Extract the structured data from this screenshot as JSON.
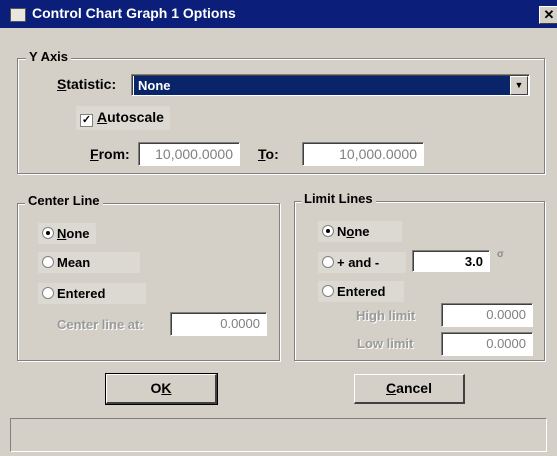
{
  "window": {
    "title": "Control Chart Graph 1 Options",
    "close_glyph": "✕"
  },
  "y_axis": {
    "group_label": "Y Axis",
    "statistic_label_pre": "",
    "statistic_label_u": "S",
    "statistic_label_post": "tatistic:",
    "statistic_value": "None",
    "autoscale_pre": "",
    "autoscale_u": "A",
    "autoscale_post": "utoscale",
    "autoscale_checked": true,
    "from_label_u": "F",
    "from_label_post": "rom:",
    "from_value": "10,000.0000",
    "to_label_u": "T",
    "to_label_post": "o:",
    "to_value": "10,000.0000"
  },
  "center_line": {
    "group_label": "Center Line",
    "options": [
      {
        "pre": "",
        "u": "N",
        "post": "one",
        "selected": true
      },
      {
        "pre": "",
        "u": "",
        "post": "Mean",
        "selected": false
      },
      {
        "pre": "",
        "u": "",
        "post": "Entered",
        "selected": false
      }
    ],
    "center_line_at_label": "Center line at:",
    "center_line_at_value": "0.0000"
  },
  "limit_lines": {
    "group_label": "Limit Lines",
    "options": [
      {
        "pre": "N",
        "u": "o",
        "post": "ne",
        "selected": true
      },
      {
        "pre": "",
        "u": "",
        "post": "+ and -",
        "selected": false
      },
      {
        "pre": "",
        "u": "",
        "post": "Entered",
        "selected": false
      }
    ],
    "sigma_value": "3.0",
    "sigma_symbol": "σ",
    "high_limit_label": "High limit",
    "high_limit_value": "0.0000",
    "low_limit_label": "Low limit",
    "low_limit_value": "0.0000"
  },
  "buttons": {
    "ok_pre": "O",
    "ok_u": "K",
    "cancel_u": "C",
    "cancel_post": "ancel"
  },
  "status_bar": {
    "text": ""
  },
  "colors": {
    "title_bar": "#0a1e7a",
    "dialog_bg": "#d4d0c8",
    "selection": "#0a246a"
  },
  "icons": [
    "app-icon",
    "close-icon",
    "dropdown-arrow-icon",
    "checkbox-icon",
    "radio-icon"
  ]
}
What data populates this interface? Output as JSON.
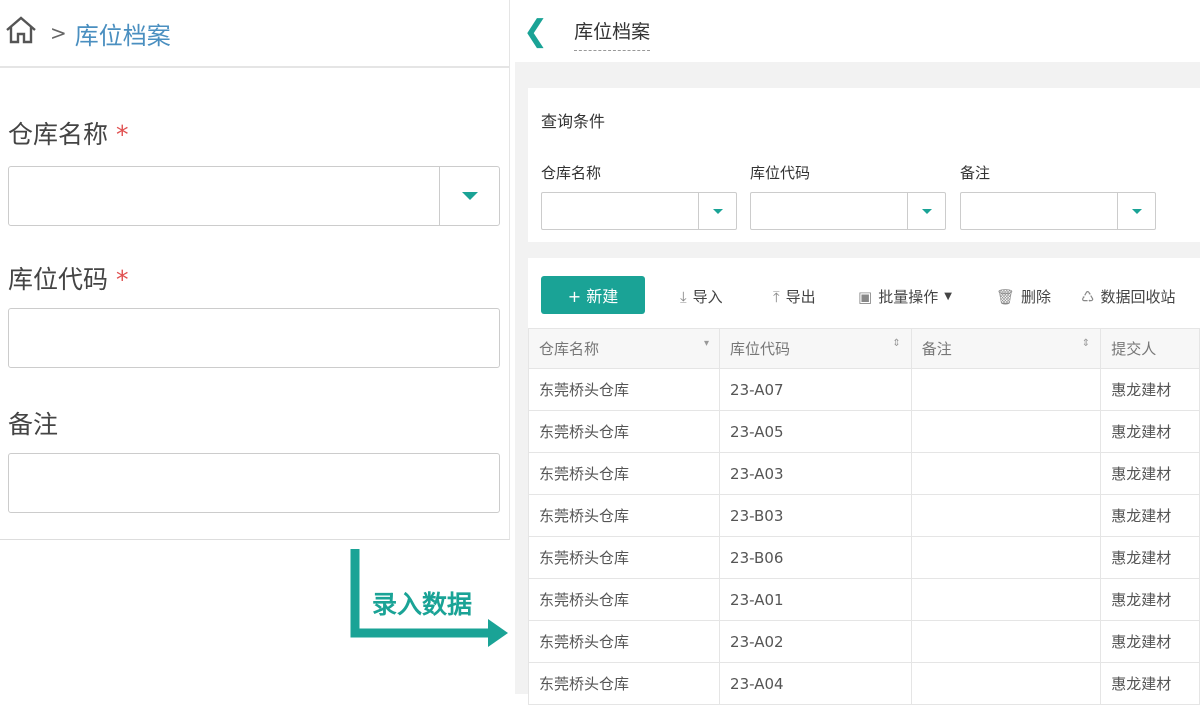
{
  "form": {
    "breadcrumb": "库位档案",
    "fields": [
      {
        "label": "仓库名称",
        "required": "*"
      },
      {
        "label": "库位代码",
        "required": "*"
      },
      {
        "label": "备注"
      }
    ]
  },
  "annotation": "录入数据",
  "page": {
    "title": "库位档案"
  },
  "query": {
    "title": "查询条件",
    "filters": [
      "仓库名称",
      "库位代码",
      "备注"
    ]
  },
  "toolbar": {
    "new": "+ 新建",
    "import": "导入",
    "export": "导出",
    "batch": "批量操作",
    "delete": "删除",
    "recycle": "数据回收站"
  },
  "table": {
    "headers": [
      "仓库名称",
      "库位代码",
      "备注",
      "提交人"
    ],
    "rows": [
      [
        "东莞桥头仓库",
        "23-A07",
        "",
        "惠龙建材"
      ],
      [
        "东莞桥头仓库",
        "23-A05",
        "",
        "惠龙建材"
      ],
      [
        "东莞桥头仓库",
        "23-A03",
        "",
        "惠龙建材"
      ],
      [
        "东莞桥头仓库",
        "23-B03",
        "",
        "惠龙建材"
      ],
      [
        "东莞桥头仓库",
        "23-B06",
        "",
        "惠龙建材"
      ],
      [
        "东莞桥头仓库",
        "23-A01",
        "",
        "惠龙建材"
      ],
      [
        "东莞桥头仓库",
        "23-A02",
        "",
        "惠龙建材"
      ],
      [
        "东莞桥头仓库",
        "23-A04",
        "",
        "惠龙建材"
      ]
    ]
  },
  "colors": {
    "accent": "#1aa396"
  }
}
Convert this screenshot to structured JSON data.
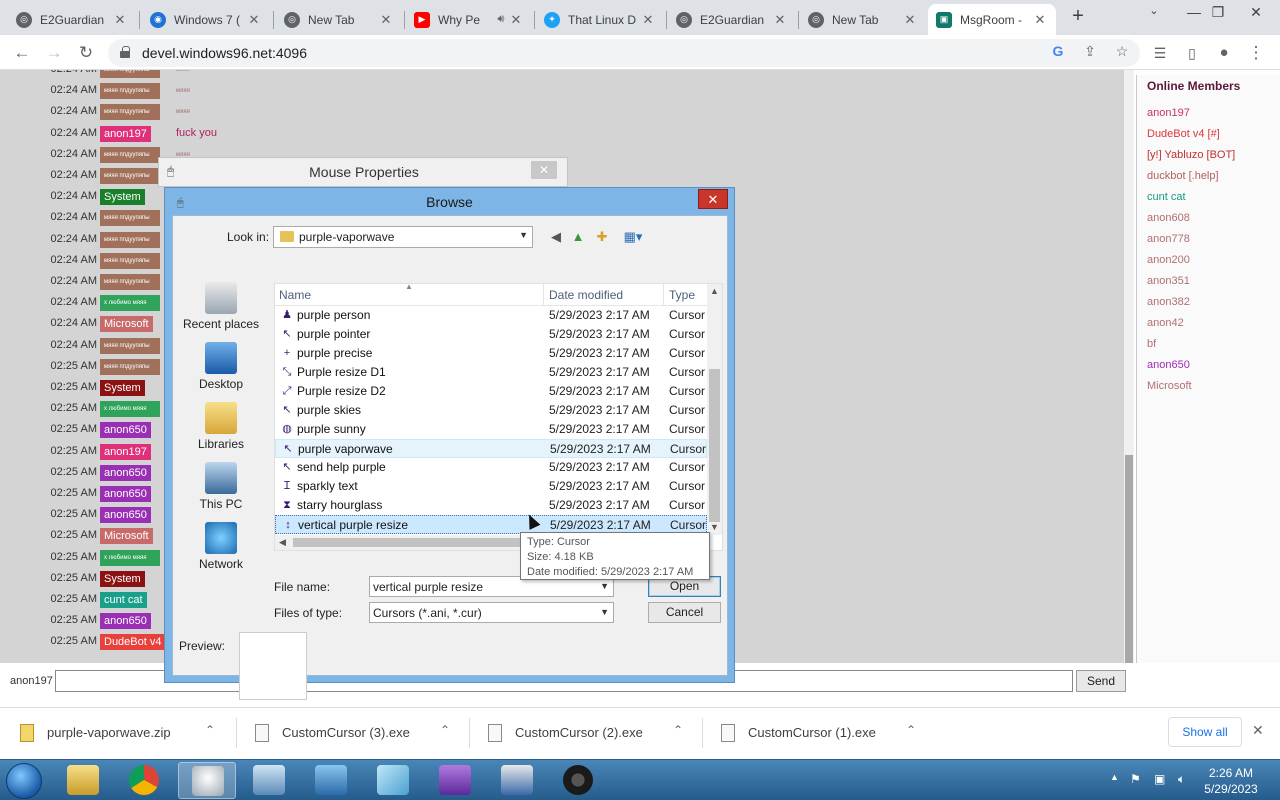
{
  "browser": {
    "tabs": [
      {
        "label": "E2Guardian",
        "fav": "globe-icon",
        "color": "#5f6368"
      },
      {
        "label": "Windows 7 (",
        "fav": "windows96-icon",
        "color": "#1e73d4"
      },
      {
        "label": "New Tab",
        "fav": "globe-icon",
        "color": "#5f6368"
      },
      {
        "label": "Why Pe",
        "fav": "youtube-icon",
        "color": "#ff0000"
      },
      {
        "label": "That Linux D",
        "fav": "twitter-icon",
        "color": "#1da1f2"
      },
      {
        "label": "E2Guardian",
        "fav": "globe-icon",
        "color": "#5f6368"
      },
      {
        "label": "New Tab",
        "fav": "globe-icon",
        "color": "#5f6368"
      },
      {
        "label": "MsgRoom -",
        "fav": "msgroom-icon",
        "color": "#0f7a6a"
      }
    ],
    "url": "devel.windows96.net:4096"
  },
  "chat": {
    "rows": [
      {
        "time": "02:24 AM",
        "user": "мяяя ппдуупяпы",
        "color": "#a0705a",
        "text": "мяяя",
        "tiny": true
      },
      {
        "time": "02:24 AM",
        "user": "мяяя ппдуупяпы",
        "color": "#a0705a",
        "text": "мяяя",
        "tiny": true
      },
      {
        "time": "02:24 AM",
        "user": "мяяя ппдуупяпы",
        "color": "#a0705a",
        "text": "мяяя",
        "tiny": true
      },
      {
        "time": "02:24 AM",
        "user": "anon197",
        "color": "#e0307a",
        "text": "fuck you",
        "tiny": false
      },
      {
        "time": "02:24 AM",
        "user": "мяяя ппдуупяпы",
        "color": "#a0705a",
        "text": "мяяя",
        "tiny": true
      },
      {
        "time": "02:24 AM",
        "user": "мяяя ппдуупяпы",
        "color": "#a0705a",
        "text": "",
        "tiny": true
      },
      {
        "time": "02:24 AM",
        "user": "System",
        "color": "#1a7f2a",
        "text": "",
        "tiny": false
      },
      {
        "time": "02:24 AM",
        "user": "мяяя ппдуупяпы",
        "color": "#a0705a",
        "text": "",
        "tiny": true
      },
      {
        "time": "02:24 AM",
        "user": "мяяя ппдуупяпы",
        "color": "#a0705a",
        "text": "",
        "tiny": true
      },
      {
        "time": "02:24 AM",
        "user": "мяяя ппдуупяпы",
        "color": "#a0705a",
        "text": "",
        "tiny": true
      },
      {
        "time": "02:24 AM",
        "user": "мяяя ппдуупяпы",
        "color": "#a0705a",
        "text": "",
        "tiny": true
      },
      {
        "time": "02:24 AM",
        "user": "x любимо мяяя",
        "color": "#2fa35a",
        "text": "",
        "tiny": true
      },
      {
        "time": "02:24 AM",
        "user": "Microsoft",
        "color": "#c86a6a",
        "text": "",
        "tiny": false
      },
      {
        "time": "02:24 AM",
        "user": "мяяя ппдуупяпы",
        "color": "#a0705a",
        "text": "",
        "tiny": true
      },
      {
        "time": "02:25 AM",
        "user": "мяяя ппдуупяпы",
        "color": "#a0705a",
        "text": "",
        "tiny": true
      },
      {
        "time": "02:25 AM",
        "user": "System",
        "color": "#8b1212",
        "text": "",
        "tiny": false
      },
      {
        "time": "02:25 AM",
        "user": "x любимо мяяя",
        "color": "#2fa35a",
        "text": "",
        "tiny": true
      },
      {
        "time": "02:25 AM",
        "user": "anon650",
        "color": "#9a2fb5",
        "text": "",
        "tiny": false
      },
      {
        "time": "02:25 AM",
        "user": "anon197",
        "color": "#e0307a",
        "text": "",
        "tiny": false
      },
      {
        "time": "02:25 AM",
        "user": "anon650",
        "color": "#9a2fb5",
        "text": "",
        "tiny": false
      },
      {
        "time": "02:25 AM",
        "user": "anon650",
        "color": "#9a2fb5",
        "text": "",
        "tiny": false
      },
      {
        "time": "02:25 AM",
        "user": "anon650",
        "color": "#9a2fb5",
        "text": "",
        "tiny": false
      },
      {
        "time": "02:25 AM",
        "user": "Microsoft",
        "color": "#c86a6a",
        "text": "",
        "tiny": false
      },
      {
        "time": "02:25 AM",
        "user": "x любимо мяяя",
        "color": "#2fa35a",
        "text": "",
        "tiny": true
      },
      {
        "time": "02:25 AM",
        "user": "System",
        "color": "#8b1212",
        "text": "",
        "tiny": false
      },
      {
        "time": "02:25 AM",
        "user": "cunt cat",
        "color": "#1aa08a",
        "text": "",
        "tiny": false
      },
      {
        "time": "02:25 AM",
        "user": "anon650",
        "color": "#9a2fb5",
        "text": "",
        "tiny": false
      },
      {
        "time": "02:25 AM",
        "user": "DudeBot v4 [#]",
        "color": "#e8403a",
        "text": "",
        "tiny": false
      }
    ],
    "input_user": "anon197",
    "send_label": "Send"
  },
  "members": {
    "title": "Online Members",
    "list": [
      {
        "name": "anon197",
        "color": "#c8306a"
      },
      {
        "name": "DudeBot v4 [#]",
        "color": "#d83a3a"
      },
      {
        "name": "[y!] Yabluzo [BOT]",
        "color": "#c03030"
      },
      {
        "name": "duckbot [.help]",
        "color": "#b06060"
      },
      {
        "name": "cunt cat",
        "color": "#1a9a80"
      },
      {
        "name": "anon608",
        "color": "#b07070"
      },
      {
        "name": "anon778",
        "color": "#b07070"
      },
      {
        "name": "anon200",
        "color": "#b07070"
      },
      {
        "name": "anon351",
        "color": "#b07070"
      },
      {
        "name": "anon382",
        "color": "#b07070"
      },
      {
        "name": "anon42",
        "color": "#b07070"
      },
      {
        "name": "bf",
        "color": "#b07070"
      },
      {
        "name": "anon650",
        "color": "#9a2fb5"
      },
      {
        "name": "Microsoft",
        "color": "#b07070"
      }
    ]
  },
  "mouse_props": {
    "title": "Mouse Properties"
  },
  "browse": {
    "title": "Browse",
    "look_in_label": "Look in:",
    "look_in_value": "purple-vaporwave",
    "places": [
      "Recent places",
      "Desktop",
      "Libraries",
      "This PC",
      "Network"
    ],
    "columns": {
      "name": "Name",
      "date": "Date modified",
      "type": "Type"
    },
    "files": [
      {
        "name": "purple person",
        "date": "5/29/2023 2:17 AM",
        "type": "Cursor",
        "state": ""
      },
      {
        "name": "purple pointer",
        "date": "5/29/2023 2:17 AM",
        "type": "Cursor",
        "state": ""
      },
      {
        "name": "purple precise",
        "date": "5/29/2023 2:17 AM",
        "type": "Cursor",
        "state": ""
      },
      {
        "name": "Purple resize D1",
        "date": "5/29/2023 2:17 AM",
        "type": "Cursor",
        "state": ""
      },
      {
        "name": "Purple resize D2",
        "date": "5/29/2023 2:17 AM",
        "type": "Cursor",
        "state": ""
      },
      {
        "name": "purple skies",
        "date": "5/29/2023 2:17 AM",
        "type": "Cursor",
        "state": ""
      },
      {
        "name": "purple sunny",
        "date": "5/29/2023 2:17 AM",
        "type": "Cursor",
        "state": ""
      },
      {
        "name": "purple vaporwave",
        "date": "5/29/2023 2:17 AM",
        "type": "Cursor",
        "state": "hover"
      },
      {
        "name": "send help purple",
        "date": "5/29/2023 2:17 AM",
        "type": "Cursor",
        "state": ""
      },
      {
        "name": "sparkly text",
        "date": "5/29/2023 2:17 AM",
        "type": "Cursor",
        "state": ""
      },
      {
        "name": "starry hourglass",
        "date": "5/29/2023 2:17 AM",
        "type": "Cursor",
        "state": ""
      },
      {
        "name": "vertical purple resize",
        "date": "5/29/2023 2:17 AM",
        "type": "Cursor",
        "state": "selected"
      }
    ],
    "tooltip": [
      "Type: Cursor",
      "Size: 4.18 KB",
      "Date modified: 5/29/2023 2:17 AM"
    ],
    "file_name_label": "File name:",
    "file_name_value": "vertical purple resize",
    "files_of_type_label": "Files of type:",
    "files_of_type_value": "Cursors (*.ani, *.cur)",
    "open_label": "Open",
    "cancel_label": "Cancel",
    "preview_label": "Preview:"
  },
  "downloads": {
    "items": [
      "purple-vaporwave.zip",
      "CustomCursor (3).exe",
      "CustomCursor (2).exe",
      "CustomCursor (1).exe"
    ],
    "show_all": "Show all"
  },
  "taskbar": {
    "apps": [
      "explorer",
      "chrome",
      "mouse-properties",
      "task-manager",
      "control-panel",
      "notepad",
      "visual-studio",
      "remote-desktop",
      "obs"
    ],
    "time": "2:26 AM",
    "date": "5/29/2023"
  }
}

## [Problem to solve]
Go through the listing above and pull out each line containing the word "structured".

## [Final answer]
Extract the structured data from this screenshot as JSON.
Convert this screenshot to structured JSON data.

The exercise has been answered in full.